Write each record again exactly as it stands.

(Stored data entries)
###
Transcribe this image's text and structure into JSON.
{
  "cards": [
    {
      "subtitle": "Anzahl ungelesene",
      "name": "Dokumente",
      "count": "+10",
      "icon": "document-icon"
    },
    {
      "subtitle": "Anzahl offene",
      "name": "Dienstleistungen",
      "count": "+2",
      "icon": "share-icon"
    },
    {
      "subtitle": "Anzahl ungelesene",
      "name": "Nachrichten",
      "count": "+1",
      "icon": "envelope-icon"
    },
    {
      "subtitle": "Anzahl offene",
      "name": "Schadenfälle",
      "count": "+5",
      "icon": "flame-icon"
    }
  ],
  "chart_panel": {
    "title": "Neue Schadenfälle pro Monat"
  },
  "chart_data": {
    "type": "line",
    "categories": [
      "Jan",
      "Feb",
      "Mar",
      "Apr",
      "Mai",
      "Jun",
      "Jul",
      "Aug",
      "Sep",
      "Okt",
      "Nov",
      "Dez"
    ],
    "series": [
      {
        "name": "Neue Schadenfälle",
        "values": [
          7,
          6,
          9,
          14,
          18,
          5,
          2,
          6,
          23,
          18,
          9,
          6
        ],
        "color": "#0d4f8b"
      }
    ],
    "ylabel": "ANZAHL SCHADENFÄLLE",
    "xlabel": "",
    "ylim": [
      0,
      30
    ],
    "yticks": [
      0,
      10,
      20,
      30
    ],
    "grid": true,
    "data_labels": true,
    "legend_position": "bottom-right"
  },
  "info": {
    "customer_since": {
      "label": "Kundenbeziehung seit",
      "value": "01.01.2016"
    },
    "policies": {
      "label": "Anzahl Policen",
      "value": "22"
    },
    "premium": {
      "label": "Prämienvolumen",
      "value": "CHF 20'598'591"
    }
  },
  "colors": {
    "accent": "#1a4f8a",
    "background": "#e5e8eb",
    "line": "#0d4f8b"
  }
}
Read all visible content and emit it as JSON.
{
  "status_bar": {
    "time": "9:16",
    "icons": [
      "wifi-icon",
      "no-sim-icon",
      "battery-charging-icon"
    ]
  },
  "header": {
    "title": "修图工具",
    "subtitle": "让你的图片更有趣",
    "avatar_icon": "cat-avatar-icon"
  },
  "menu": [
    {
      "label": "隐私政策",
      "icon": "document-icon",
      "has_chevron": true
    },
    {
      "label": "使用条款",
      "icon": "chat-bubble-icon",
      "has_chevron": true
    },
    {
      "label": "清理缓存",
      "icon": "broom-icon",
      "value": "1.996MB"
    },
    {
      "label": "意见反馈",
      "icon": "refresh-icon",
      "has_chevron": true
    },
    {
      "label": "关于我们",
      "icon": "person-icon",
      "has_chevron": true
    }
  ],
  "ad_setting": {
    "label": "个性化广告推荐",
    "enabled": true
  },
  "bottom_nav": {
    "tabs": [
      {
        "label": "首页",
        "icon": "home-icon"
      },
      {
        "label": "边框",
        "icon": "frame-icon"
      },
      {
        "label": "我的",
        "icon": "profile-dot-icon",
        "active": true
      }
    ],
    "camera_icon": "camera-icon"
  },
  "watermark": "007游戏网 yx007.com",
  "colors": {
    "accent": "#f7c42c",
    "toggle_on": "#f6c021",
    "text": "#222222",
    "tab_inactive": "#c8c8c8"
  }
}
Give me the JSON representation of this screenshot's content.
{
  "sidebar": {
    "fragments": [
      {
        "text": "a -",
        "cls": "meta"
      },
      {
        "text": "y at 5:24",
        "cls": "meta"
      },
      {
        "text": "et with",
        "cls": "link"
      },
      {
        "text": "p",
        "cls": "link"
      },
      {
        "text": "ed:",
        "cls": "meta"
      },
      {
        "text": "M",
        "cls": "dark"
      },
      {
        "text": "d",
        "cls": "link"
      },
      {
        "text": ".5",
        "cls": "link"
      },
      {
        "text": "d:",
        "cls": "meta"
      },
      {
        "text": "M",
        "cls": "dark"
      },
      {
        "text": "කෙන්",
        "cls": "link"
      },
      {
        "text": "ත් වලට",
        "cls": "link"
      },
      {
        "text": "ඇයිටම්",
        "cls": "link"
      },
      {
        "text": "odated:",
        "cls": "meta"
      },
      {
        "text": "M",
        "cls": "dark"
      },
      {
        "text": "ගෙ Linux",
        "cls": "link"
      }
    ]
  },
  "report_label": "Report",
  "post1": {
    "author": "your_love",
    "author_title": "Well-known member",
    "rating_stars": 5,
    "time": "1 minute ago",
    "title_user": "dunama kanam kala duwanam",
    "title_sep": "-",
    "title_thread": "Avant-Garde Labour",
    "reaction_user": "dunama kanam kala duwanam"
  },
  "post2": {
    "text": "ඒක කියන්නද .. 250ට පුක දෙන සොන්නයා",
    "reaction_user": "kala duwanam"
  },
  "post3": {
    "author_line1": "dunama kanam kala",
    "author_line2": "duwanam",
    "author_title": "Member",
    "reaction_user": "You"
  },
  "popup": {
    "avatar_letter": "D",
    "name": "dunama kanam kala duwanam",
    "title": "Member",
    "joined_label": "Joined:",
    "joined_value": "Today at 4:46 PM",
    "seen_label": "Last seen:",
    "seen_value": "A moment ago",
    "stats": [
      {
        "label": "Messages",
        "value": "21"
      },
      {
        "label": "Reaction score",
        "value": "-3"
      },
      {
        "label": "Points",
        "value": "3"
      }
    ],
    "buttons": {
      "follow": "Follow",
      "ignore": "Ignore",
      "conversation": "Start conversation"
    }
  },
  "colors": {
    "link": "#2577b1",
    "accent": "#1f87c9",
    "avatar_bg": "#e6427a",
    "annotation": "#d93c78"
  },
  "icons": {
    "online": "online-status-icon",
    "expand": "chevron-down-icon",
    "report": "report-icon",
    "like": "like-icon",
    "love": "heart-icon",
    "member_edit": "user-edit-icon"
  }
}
###
Exercise result |
Transcribe this image's text and structure into JSON.
{
  "cards": [
    {
      "subtitle": "Anzahl ungelesene",
      "name": "Dokumente",
      "count": "+10",
      "icon": "document-icon"
    },
    {
      "subtitle": "Anzahl offene",
      "name": "Dienstleistungen",
      "count": "+2",
      "icon": "share-icon"
    },
    {
      "subtitle": "Anzahl ungelesene",
      "name": "Nachrichten",
      "count": "+1",
      "icon": "envelope-icon"
    },
    {
      "subtitle": "Anzahl offene",
      "name": "Schadenfälle",
      "count": "+5",
      "icon": "flame-icon"
    }
  ],
  "chart_panel": {
    "title": "Neue Schadenfälle pro Monat"
  },
  "chart_data": {
    "type": "line",
    "categories": [
      "Jan",
      "Feb",
      "Mar",
      "Apr",
      "Mai",
      "Jun",
      "Jul",
      "Aug",
      "Sep",
      "Okt",
      "Nov",
      "Dez"
    ],
    "series": [
      {
        "name": "Neue Schadenfälle",
        "values": [
          7,
          6,
          9,
          14,
          18,
          5,
          2,
          6,
          23,
          18,
          9,
          6
        ],
        "color": "#0d4f8b"
      }
    ],
    "ylabel": "ANZAHL SCHADENFÄLLE",
    "xlabel": "",
    "ylim": [
      0,
      30
    ],
    "yticks": [
      0,
      10,
      20,
      30
    ],
    "grid": true,
    "data_labels": true,
    "legend_position": "bottom-right"
  },
  "info": {
    "customer_since": {
      "label": "Kundenbeziehung seit",
      "value": "01.01.2016"
    },
    "policies": {
      "label": "Anzahl Policen",
      "value": "22"
    },
    "premium": {
      "label": "Prämienvolumen",
      "value": "CHF 20'598'591"
    }
  },
  "colors": {
    "accent": "#1a4f8a",
    "background": "#e5e8eb",
    "line": "#0d4f8b"
  }
}
Read all visible content and emit it as JSON.
{
  "status_bar": {
    "time": "9:16",
    "icons": [
      "wifi-icon",
      "no-sim-icon",
      "battery-charging-icon"
    ]
  },
  "header": {
    "title": "修图工具",
    "subtitle": "让你的图片更有趣",
    "avatar_icon": "cat-avatar-icon"
  },
  "menu": [
    {
      "label": "隐私政策",
      "icon": "document-icon",
      "has_chevron": true
    },
    {
      "label": "使用条款",
      "icon": "chat-bubble-icon",
      "has_chevron": true
    },
    {
      "label": "清理缓存",
      "icon": "broom-icon",
      "value": "1.996MB"
    },
    {
      "label": "意见反馈",
      "icon": "refresh-icon",
      "has_chevron": true
    },
    {
      "label": "关于我们",
      "icon": "person-icon",
      "has_chevron": true
    }
  ],
  "ad_setting": {
    "label": "个性化广告推荐",
    "enabled": true
  },
  "bottom_nav": {
    "tabs": [
      {
        "label": "首页",
        "icon": "home-icon"
      },
      {
        "label": "边框",
        "icon": "frame-icon"
      },
      {
        "label": "我的",
        "icon": "profile-dot-icon",
        "active": true
      }
    ],
    "camera_icon": "camera-icon"
  },
  "watermark": "007游戏网 yx007.com",
  "colors": {
    "accent": "#f7c42c",
    "toggle_on": "#f6c021",
    "text": "#222222",
    "tab_inactive": "#c8c8c8"
  }
}
Give me the JSON representation of this screenshot's content.
{
  "sidebar": {
    "fragments": [
      {
        "text": "a -",
        "cls": "meta"
      },
      {
        "text": "y at 5:24",
        "cls": "meta"
      },
      {
        "text": "et with",
        "cls": "link"
      },
      {
        "text": "p",
        "cls": "link"
      },
      {
        "text": "ed:",
        "cls": "meta"
      },
      {
        "text": "M",
        "cls": "dark"
      },
      {
        "text": "d",
        "cls": "link"
      },
      {
        "text": ".5",
        "cls": "link"
      },
      {
        "text": "d:",
        "cls": "meta"
      },
      {
        "text": "M",
        "cls": "dark"
      },
      {
        "text": "කෙන්",
        "cls": "link"
      },
      {
        "text": "ත් වලට",
        "cls": "link"
      },
      {
        "text": "ඇයිටම්",
        "cls": "link"
      },
      {
        "text": "odated:",
        "cls": "meta"
      },
      {
        "text": "M",
        "cls": "dark"
      },
      {
        "text": "ගෙ Linux",
        "cls": "link"
      }
    ]
  },
  "report_label": "Report",
  "post1": {
    "author": "your_love",
    "author_title": "Well-known member",
    "rating_stars": 5,
    "time": "1 minute ago",
    "title_user": "dunama kanam kala duwanam",
    "title_sep": "-",
    "title_thread": "Avant-Garde Labour",
    "reaction_user": "dunama kanam kala duwanam"
  },
  "post2": {
    "text": "ඒක කියන්නද .. 250ට පුක දෙන සොන්නයා",
    "reaction_user": "kala duwanam"
  },
  "post3": {
    "author_line1": "dunama kanam kala",
    "author_line2": "duwanam",
    "author_title": "Member",
    "reaction_user": "You"
  },
  "popup": {
    "avatar_letter": "D",
    "name": "dunama kanam kala duwanam",
    "title": "Member",
    "joined_label": "Joined:",
    "joined_value": "Today at 4:46 PM",
    "seen_label": "Last seen:",
    "seen_value": "A moment ago",
    "stats": [
      {
        "label": "Messages",
        "value": "21"
      },
      {
        "label": "Reaction score",
        "value": "-3"
      },
      {
        "label": "Points",
        "value": "3"
      }
    ],
    "buttons": {
      "follow": "Follow",
      "ignore": "Ignore",
      "conversation": "Start conversation"
    }
  },
  "colors": {
    "link": "#2577b1",
    "accent": "#1f87c9",
    "avatar_bg": "#e6427a",
    "annotation": "#d93c78"
  },
  "icons": {
    "online": "online-status-icon",
    "expand": "chevron-down-icon",
    "report": "report-icon",
    "like": "like-icon",
    "love": "heart-icon",
    "member_edit": "user-edit-icon"
  }
}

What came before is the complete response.